>> START Data listing

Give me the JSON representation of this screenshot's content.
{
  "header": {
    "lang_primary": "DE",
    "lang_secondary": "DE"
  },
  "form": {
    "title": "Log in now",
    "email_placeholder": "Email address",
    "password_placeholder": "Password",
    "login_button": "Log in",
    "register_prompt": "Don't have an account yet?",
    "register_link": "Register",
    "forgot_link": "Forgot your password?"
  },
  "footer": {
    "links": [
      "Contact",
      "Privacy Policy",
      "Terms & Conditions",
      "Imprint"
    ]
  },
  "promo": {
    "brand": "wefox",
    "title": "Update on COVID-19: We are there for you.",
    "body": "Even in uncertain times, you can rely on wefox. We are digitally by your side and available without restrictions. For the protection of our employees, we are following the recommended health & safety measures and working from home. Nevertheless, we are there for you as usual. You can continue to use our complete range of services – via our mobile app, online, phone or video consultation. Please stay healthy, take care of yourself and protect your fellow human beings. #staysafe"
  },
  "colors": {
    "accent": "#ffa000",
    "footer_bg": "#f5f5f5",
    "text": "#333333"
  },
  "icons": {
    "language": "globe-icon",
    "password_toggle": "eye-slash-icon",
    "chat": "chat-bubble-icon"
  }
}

>> END Data listing

Given problem:
State how many lines in the records above contain the word "title", giving only the number.

Exercise answer:
2